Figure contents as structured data
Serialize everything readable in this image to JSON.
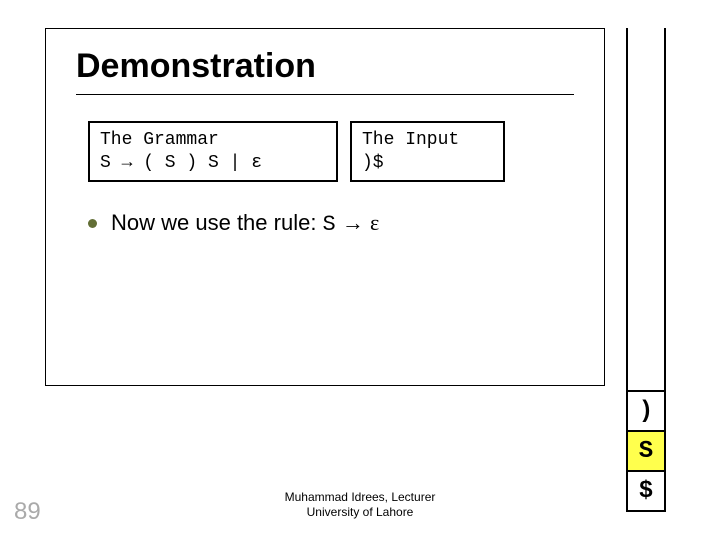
{
  "title": "Demonstration",
  "grammar": {
    "label": "The Grammar",
    "rule": "S → ( S ) S | ε"
  },
  "input": {
    "label": "The Input",
    "value": ")$"
  },
  "bullet": {
    "prefix": "Now we use the rule: ",
    "rule_lhs": "S",
    "rule_arrow": "→",
    "rule_rhs": "ε"
  },
  "stack": {
    "cells": [
      {
        "text": ")",
        "bg": "#ffffff"
      },
      {
        "text": "S",
        "bg": "#ffff4d"
      },
      {
        "text": "$",
        "bg": "#ffffff"
      }
    ]
  },
  "footer": {
    "line1": "Muhammad Idrees, Lecturer",
    "line2": "University of Lahore"
  },
  "page_number": "89",
  "colors": {
    "bullet": "#626e35",
    "page_number": "#aaaaaa",
    "highlight": "#ffff4d"
  }
}
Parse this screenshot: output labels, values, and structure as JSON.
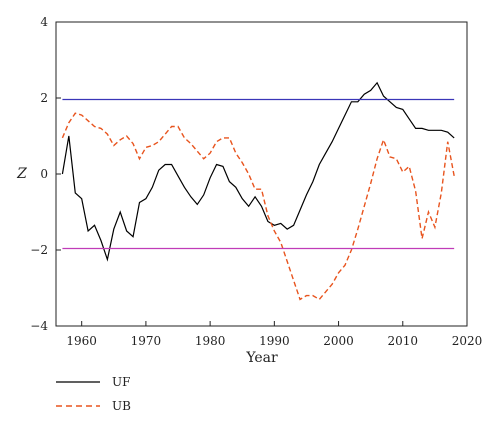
{
  "chart_data": {
    "type": "line",
    "xlabel": "Year",
    "ylabel": "Z",
    "xlim": [
      1956,
      2020
    ],
    "ylim": [
      -4,
      4
    ],
    "x_ticks": [
      1960,
      1970,
      1980,
      1990,
      2000,
      2010,
      2020
    ],
    "y_ticks": [
      -4,
      -2,
      0,
      2,
      4
    ],
    "grid": false,
    "legend_position": "bottom-left",
    "series": [
      {
        "name": "UF",
        "color": "#000000",
        "dash": "solid",
        "x": [
          1957,
          1958,
          1959,
          1960,
          1961,
          1962,
          1963,
          1964,
          1965,
          1966,
          1967,
          1968,
          1969,
          1970,
          1971,
          1972,
          1973,
          1974,
          1975,
          1976,
          1977,
          1978,
          1979,
          1980,
          1981,
          1982,
          1983,
          1984,
          1985,
          1986,
          1987,
          1988,
          1989,
          1990,
          1991,
          1992,
          1993,
          1994,
          1995,
          1996,
          1997,
          1998,
          1999,
          2000,
          2001,
          2002,
          2003,
          2004,
          2005,
          2006,
          2007,
          2008,
          2009,
          2010,
          2011,
          2012,
          2013,
          2014,
          2015,
          2016,
          2017,
          2018
        ],
        "values": [
          0.0,
          1.0,
          -0.5,
          -0.65,
          -1.5,
          -1.35,
          -1.75,
          -2.25,
          -1.45,
          -1.0,
          -1.5,
          -1.65,
          -0.75,
          -0.65,
          -0.35,
          0.1,
          0.25,
          0.25,
          -0.05,
          -0.35,
          -0.6,
          -0.8,
          -0.55,
          -0.1,
          0.25,
          0.2,
          -0.2,
          -0.35,
          -0.65,
          -0.85,
          -0.6,
          -0.85,
          -1.25,
          -1.35,
          -1.3,
          -1.45,
          -1.35,
          -0.95,
          -0.55,
          -0.2,
          0.25,
          0.55,
          0.85,
          1.2,
          1.55,
          1.9,
          1.9,
          2.1,
          2.2,
          2.4,
          2.05,
          1.9,
          1.75,
          1.7,
          1.45,
          1.2,
          1.2,
          1.15,
          1.15,
          1.15,
          1.1,
          0.95
        ]
      },
      {
        "name": "UB",
        "color": "#e8541e",
        "dash": "dashed",
        "x": [
          1957,
          1958,
          1959,
          1960,
          1961,
          1962,
          1963,
          1964,
          1965,
          1966,
          1967,
          1968,
          1969,
          1970,
          1971,
          1972,
          1973,
          1974,
          1975,
          1976,
          1977,
          1978,
          1979,
          1980,
          1981,
          1982,
          1983,
          1984,
          1985,
          1986,
          1987,
          1988,
          1989,
          1990,
          1991,
          1992,
          1993,
          1994,
          1995,
          1996,
          1997,
          1998,
          1999,
          2000,
          2001,
          2002,
          2003,
          2004,
          2005,
          2006,
          2007,
          2008,
          2009,
          2010,
          2011,
          2012,
          2013,
          2014,
          2015,
          2016,
          2017,
          2018
        ],
        "values": [
          0.95,
          1.35,
          1.6,
          1.55,
          1.4,
          1.25,
          1.2,
          1.05,
          0.75,
          0.9,
          1.0,
          0.8,
          0.4,
          0.7,
          0.75,
          0.85,
          1.05,
          1.25,
          1.25,
          0.95,
          0.8,
          0.6,
          0.4,
          0.55,
          0.85,
          0.95,
          0.95,
          0.55,
          0.3,
          0.0,
          -0.4,
          -0.4,
          -1.1,
          -1.5,
          -1.8,
          -2.3,
          -2.8,
          -3.3,
          -3.2,
          -3.2,
          -3.3,
          -3.1,
          -2.9,
          -2.6,
          -2.4,
          -2.0,
          -1.45,
          -0.85,
          -0.25,
          0.4,
          0.9,
          0.45,
          0.4,
          0.05,
          0.2,
          -0.45,
          -1.7,
          -1.0,
          -1.4,
          -0.5,
          0.85,
          -0.05
        ]
      },
      {
        "name": "",
        "color": "#3a35b8",
        "dash": "solid",
        "x": [
          1957,
          2018
        ],
        "values": [
          1.96,
          1.96
        ]
      },
      {
        "name": "",
        "color": "#c03cb8",
        "dash": "solid",
        "x": [
          1957,
          2018
        ],
        "values": [
          -1.96,
          -1.96
        ]
      }
    ]
  },
  "legend": {
    "items": [
      {
        "label": "UF",
        "color": "#000000",
        "dash": "solid"
      },
      {
        "label": "UB",
        "color": "#e8541e",
        "dash": "dashed"
      }
    ]
  }
}
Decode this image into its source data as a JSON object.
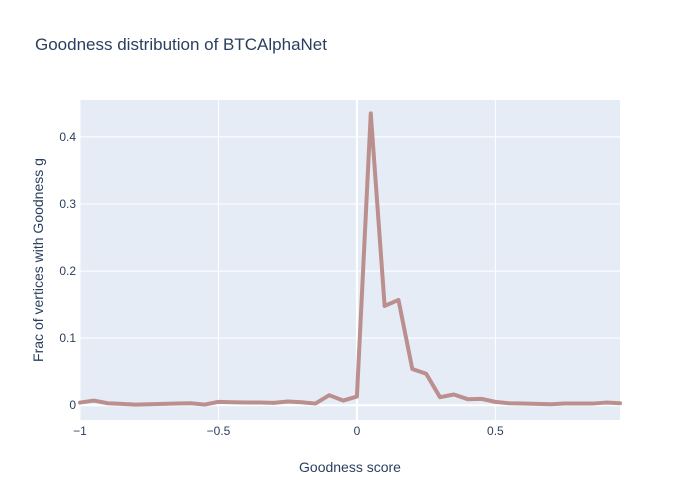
{
  "chart_data": {
    "type": "line",
    "title": "Goodness distribution of BTCAlphaNet",
    "xlabel": "Goodness score",
    "ylabel": "Frac of vertices with Goodness g",
    "xlim": [
      -1,
      0.95
    ],
    "ylim": [
      -0.022,
      0.455
    ],
    "x_ticks": [
      -1,
      -0.5,
      0,
      0.5
    ],
    "x_tick_labels": [
      "−1",
      "−0.5",
      "0",
      "0.5"
    ],
    "y_ticks": [
      0,
      0.1,
      0.2,
      0.3,
      0.4
    ],
    "y_tick_labels": [
      "0",
      "0.1",
      "0.2",
      "0.3",
      "0.4"
    ],
    "grid": true,
    "colors": {
      "line": "#bc8f8f",
      "plot_bg": "#e5ecf6",
      "grid": "#ffffff",
      "text": "#2a3f5f"
    },
    "series": [
      {
        "x": [
          -1.0,
          -0.95,
          -0.9,
          -0.85,
          -0.8,
          -0.75,
          -0.7,
          -0.65,
          -0.6,
          -0.55,
          -0.5,
          -0.45,
          -0.4,
          -0.35,
          -0.3,
          -0.25,
          -0.2,
          -0.15,
          -0.1,
          -0.05,
          0.0,
          0.05,
          0.1,
          0.15,
          0.2,
          0.25,
          0.3,
          0.35,
          0.4,
          0.45,
          0.5,
          0.55,
          0.6,
          0.65,
          0.7,
          0.75,
          0.8,
          0.85,
          0.9,
          0.95
        ],
        "y": [
          0.004,
          0.007,
          0.003,
          0.002,
          0.001,
          0.0015,
          0.002,
          0.0025,
          0.003,
          0.001,
          0.005,
          0.0045,
          0.004,
          0.004,
          0.0035,
          0.0055,
          0.0045,
          0.0025,
          0.015,
          0.007,
          0.013,
          0.435,
          0.148,
          0.157,
          0.054,
          0.047,
          0.012,
          0.016,
          0.009,
          0.0095,
          0.005,
          0.003,
          0.0025,
          0.002,
          0.0015,
          0.0025,
          0.0025,
          0.0025,
          0.004,
          0.003
        ]
      }
    ]
  }
}
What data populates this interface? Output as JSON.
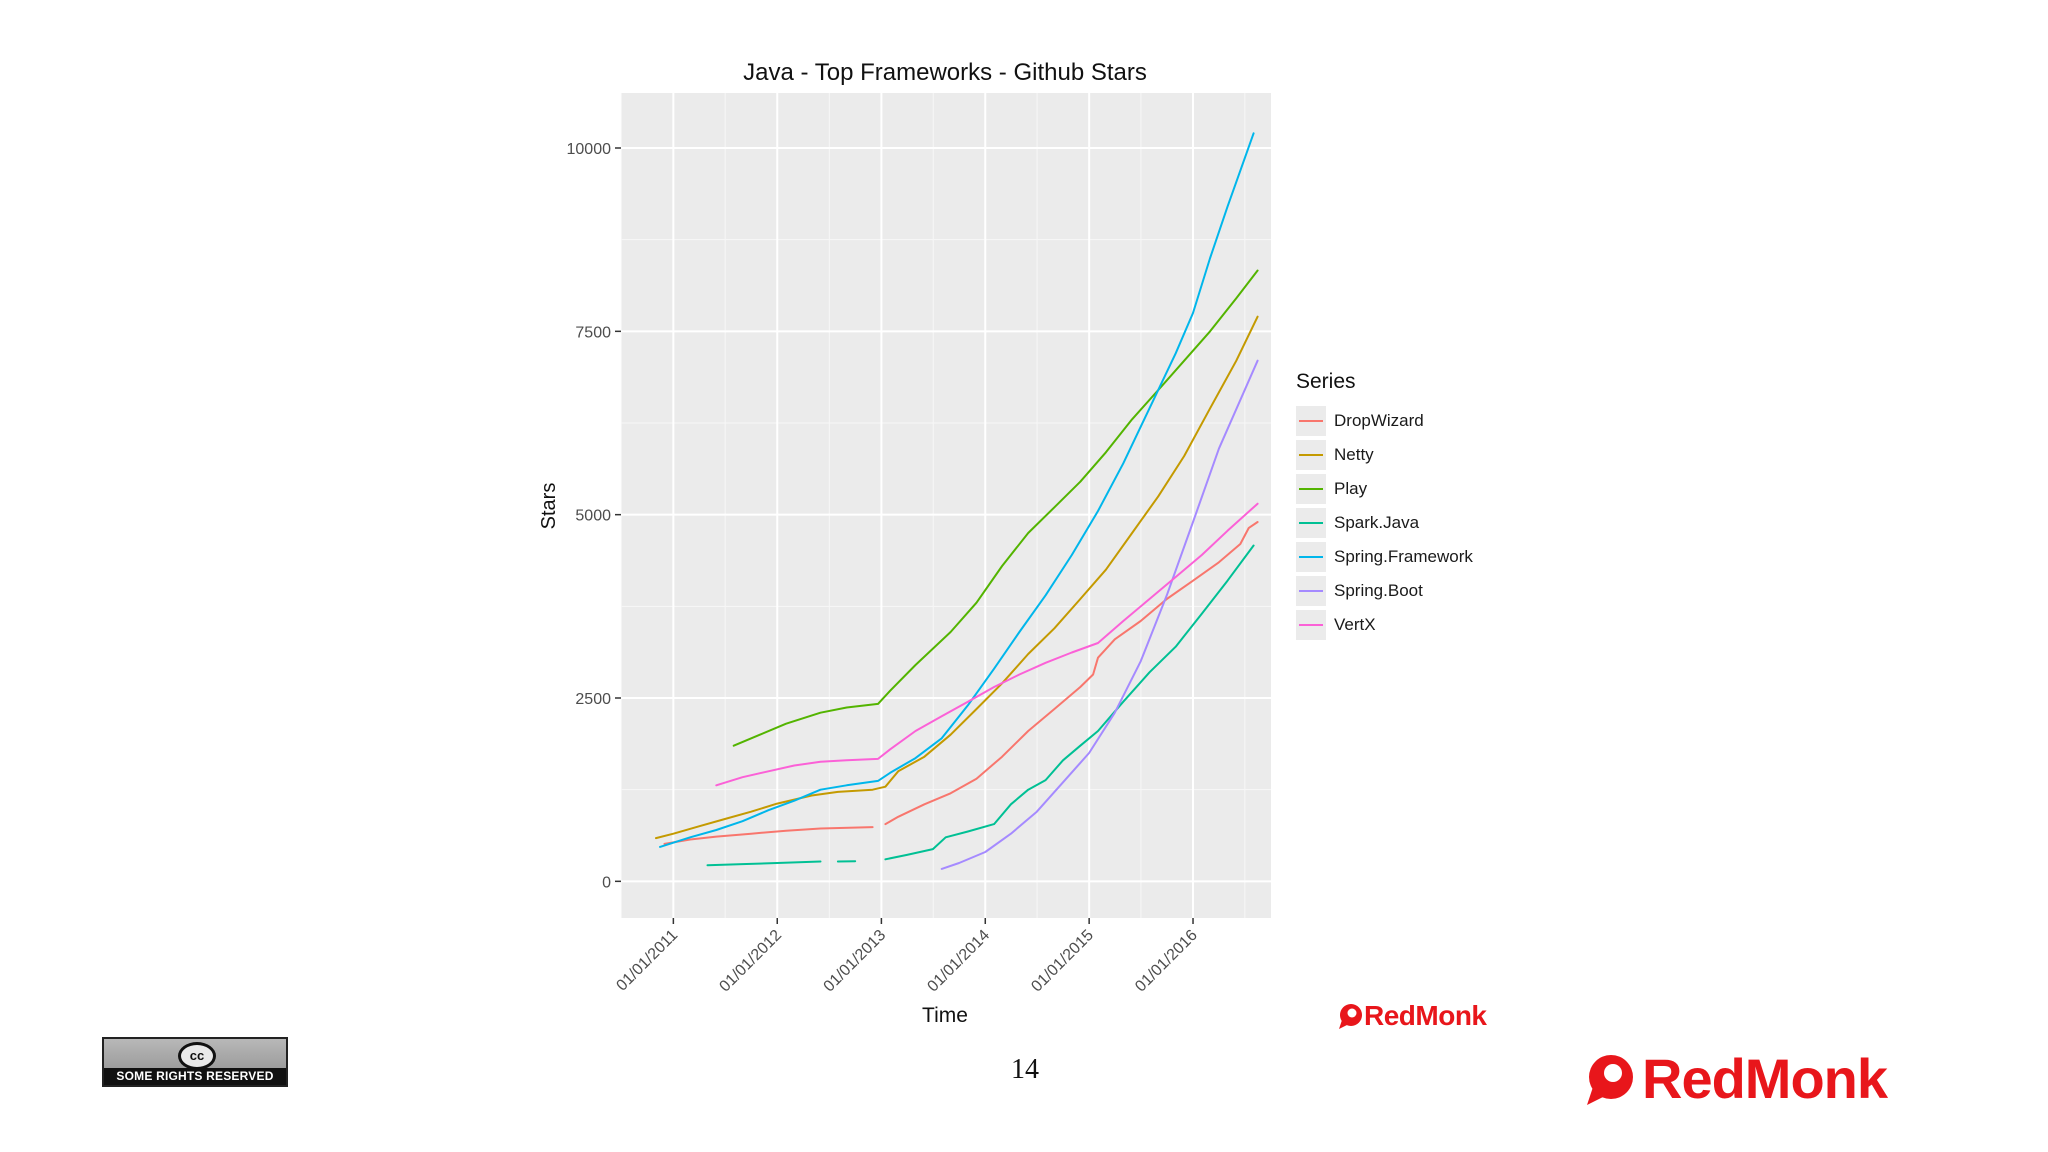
{
  "chart_data": {
    "type": "line",
    "title": "Java - Top Frameworks - Github Stars",
    "xlabel": "Time",
    "ylabel": "Stars",
    "xlim": [
      "2010-07-01",
      "2016-10-01"
    ],
    "ylim": [
      -500,
      10750
    ],
    "y_ticks": [
      0,
      2500,
      5000,
      7500,
      10000
    ],
    "x_ticks": [
      "2011-01-01",
      "2012-01-01",
      "2013-01-01",
      "2014-01-01",
      "2015-01-01",
      "2016-01-01"
    ],
    "x_tick_labels": [
      "01/01/2011",
      "01/01/2012",
      "01/01/2013",
      "01/01/2014",
      "01/01/2015",
      "01/01/2016"
    ],
    "grid": true,
    "legend_title": "Series",
    "legend_position": "right",
    "series": [
      {
        "name": "DropWizard",
        "color": "#F8766D",
        "segments": [
          [
            [
              "2010-12-01",
              510
            ],
            [
              "2011-03-01",
              570
            ],
            [
              "2011-06-01",
              610
            ],
            [
              "2011-10-01",
              650
            ],
            [
              "2012-02-01",
              690
            ],
            [
              "2012-06-01",
              720
            ],
            [
              "2012-12-01",
              740
            ]
          ],
          [
            [
              "2013-01-15",
              780
            ],
            [
              "2013-03-01",
              880
            ],
            [
              "2013-06-01",
              1050
            ],
            [
              "2013-09-01",
              1200
            ],
            [
              "2013-12-01",
              1400
            ],
            [
              "2014-03-01",
              1700
            ],
            [
              "2014-06-01",
              2050
            ],
            [
              "2014-09-01",
              2350
            ],
            [
              "2014-12-01",
              2650
            ],
            [
              "2015-01-15",
              2820
            ],
            [
              "2015-02-01",
              3050
            ],
            [
              "2015-04-01",
              3300
            ],
            [
              "2015-07-01",
              3550
            ],
            [
              "2015-10-01",
              3850
            ],
            [
              "2016-01-01",
              4100
            ],
            [
              "2016-04-01",
              4350
            ],
            [
              "2016-06-15",
              4600
            ],
            [
              "2016-07-15",
              4820
            ],
            [
              "2016-08-15",
              4900
            ]
          ]
        ]
      },
      {
        "name": "Netty",
        "color": "#C49A00",
        "segments": [
          [
            [
              "2010-11-01",
              590
            ],
            [
              "2011-01-01",
              650
            ],
            [
              "2011-04-01",
              750
            ],
            [
              "2011-07-01",
              850
            ],
            [
              "2011-10-01",
              950
            ],
            [
              "2012-01-01",
              1060
            ],
            [
              "2012-05-01",
              1170
            ],
            [
              "2012-08-01",
              1220
            ],
            [
              "2012-12-01",
              1250
            ],
            [
              "2013-01-15",
              1290
            ],
            [
              "2013-03-01",
              1500
            ],
            [
              "2013-06-01",
              1700
            ],
            [
              "2013-09-01",
              2000
            ],
            [
              "2013-12-01",
              2350
            ],
            [
              "2014-03-01",
              2700
            ],
            [
              "2014-06-01",
              3100
            ],
            [
              "2014-09-01",
              3450
            ],
            [
              "2014-12-01",
              3850
            ],
            [
              "2015-03-01",
              4250
            ],
            [
              "2015-06-01",
              4750
            ],
            [
              "2015-09-01",
              5250
            ],
            [
              "2015-12-01",
              5800
            ],
            [
              "2016-03-01",
              6450
            ],
            [
              "2016-06-01",
              7100
            ],
            [
              "2016-08-15",
              7700
            ]
          ]
        ]
      },
      {
        "name": "Play",
        "color": "#53B400",
        "segments": [
          [
            [
              "2011-08-01",
              1850
            ],
            [
              "2011-11-01",
              2000
            ],
            [
              "2012-02-01",
              2150
            ],
            [
              "2012-06-01",
              2300
            ],
            [
              "2012-09-01",
              2370
            ],
            [
              "2012-12-20",
              2420
            ],
            [
              "2013-02-01",
              2600
            ],
            [
              "2013-05-01",
              2950
            ],
            [
              "2013-09-01",
              3400
            ],
            [
              "2013-12-01",
              3800
            ],
            [
              "2014-03-01",
              4300
            ],
            [
              "2014-06-01",
              4750
            ],
            [
              "2014-09-01",
              5100
            ],
            [
              "2014-12-01",
              5450
            ],
            [
              "2015-03-01",
              5850
            ],
            [
              "2015-06-01",
              6300
            ],
            [
              "2015-09-01",
              6700
            ],
            [
              "2015-12-01",
              7100
            ],
            [
              "2016-03-01",
              7500
            ],
            [
              "2016-06-01",
              7950
            ],
            [
              "2016-08-15",
              8330
            ]
          ]
        ]
      },
      {
        "name": "Spark.Java",
        "color": "#00C094",
        "segments": [
          [
            [
              "2011-05-01",
              220
            ],
            [
              "2011-09-01",
              235
            ],
            [
              "2012-01-01",
              250
            ],
            [
              "2012-06-01",
              270
            ]
          ],
          [
            [
              "2012-08-01",
              270
            ],
            [
              "2012-10-01",
              275
            ]
          ],
          [
            [
              "2013-01-15",
              300
            ],
            [
              "2013-04-01",
              360
            ],
            [
              "2013-07-01",
              440
            ],
            [
              "2013-08-15",
              600
            ],
            [
              "2013-11-01",
              680
            ],
            [
              "2014-02-01",
              780
            ],
            [
              "2014-04-01",
              1050
            ],
            [
              "2014-06-01",
              1250
            ],
            [
              "2014-08-01",
              1380
            ],
            [
              "2014-10-01",
              1650
            ],
            [
              "2014-12-01",
              1850
            ],
            [
              "2015-02-01",
              2050
            ],
            [
              "2015-05-01",
              2450
            ],
            [
              "2015-08-01",
              2850
            ],
            [
              "2015-11-01",
              3200
            ],
            [
              "2016-02-01",
              3650
            ],
            [
              "2016-05-01",
              4100
            ],
            [
              "2016-08-01",
              4580
            ]
          ]
        ]
      },
      {
        "name": "Spring.Framework",
        "color": "#00B6EB",
        "segments": [
          [
            [
              "2010-11-15",
              470
            ],
            [
              "2011-03-01",
              600
            ],
            [
              "2011-06-01",
              700
            ],
            [
              "2011-09-01",
              820
            ],
            [
              "2011-12-01",
              970
            ],
            [
              "2012-03-01",
              1100
            ],
            [
              "2012-06-01",
              1250
            ],
            [
              "2012-09-01",
              1310
            ],
            [
              "2012-12-20",
              1370
            ],
            [
              "2013-02-01",
              1480
            ],
            [
              "2013-05-01",
              1680
            ],
            [
              "2013-08-01",
              1950
            ],
            [
              "2013-11-01",
              2400
            ],
            [
              "2014-02-01",
              2900
            ],
            [
              "2014-05-01",
              3400
            ],
            [
              "2014-08-01",
              3900
            ],
            [
              "2014-11-01",
              4450
            ],
            [
              "2015-02-01",
              5050
            ],
            [
              "2015-05-01",
              5700
            ],
            [
              "2015-08-01",
              6450
            ],
            [
              "2015-11-01",
              7200
            ],
            [
              "2016-01-01",
              7750
            ],
            [
              "2016-03-01",
              8500
            ],
            [
              "2016-05-01",
              9200
            ],
            [
              "2016-08-01",
              10200
            ]
          ]
        ]
      },
      {
        "name": "Spring.Boot",
        "color": "#A58AFF",
        "segments": [
          [
            [
              "2013-08-01",
              170
            ],
            [
              "2013-10-01",
              250
            ],
            [
              "2014-01-01",
              400
            ],
            [
              "2014-04-01",
              650
            ],
            [
              "2014-07-01",
              950
            ],
            [
              "2014-10-01",
              1350
            ],
            [
              "2015-01-01",
              1750
            ],
            [
              "2015-04-01",
              2300
            ],
            [
              "2015-07-01",
              3000
            ],
            [
              "2015-10-01",
              3900
            ],
            [
              "2016-01-01",
              4900
            ],
            [
              "2016-04-01",
              5900
            ],
            [
              "2016-08-15",
              7100
            ]
          ]
        ]
      },
      {
        "name": "VertX",
        "color": "#FB61D7",
        "segments": [
          [
            [
              "2011-06-01",
              1310
            ],
            [
              "2011-09-01",
              1420
            ],
            [
              "2011-12-01",
              1500
            ],
            [
              "2012-03-01",
              1580
            ],
            [
              "2012-06-01",
              1630
            ],
            [
              "2012-09-01",
              1650
            ],
            [
              "2012-12-20",
              1670
            ],
            [
              "2013-02-01",
              1800
            ],
            [
              "2013-05-01",
              2050
            ],
            [
              "2013-08-01",
              2250
            ],
            [
              "2013-11-01",
              2450
            ],
            [
              "2014-02-01",
              2650
            ],
            [
              "2014-05-01",
              2820
            ],
            [
              "2014-08-01",
              2980
            ],
            [
              "2014-11-01",
              3120
            ],
            [
              "2015-02-01",
              3250
            ],
            [
              "2015-05-01",
              3550
            ],
            [
              "2015-08-01",
              3850
            ],
            [
              "2015-11-01",
              4150
            ],
            [
              "2016-02-01",
              4450
            ],
            [
              "2016-05-01",
              4780
            ],
            [
              "2016-08-15",
              5150
            ]
          ]
        ]
      }
    ]
  },
  "slide": {
    "page_number": "14",
    "license_badge": "SOME RIGHTS RESERVED",
    "license_symbol": "cc",
    "logo_text": "RedMonk",
    "logo_color": "#e8161b"
  }
}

#### [WHAT YOU NEED TO DO]
Going through the data above, count the lines where the string "grid" appears, and answer with only that number.

#### [COMPLETE RESPONSE]
4